◆ **TASK OBJECTIVE**: Repeat the whole listing exactly as written.
========================================
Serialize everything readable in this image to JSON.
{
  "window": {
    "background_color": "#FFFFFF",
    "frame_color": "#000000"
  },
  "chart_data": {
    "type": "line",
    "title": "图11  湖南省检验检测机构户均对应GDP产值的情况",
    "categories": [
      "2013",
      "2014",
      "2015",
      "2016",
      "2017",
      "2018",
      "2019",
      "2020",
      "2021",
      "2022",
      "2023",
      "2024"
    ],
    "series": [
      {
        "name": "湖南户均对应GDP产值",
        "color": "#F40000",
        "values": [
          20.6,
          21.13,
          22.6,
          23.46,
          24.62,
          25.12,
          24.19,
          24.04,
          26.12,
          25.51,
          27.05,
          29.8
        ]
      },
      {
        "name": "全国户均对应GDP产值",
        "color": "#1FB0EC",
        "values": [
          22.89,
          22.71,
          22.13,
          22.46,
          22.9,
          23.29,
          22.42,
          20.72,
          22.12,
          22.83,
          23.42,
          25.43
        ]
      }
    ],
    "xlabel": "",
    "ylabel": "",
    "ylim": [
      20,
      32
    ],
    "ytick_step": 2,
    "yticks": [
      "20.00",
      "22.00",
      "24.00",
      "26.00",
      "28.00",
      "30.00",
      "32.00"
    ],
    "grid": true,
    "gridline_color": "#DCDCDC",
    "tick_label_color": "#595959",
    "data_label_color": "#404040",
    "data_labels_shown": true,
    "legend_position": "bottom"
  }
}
========================================
◆ **EXERCISE ANSWER**:
Serialize everything readable in this image to JSON.
{
  "window": {
    "background_color": "#FFFFFF",
    "frame_color": "#000000"
  },
  "chart_data": {
    "type": "line",
    "title": "图11  湖南省检验检测机构户均对应GDP产值的情况",
    "categories": [
      "2013",
      "2014",
      "2015",
      "2016",
      "2017",
      "2018",
      "2019",
      "2020",
      "2021",
      "2022",
      "2023",
      "2024"
    ],
    "series": [
      {
        "name": "湖南户均对应GDP产值",
        "color": "#F40000",
        "values": [
          20.6,
          21.13,
          22.6,
          23.46,
          24.62,
          25.12,
          24.19,
          24.04,
          26.12,
          25.51,
          27.05,
          29.8
        ]
      },
      {
        "name": "全国户均对应GDP产值",
        "color": "#1FB0EC",
        "values": [
          22.89,
          22.71,
          22.13,
          22.46,
          22.9,
          23.29,
          22.42,
          20.72,
          22.12,
          22.83,
          23.42,
          25.43
        ]
      }
    ],
    "xlabel": "",
    "ylabel": "",
    "ylim": [
      20,
      32
    ],
    "ytick_step": 2,
    "yticks": [
      "20.00",
      "22.00",
      "24.00",
      "26.00",
      "28.00",
      "30.00",
      "32.00"
    ],
    "grid": true,
    "gridline_color": "#DCDCDC",
    "tick_label_color": "#595959",
    "data_label_color": "#404040",
    "data_labels_shown": true,
    "legend_position": "bottom"
  }
}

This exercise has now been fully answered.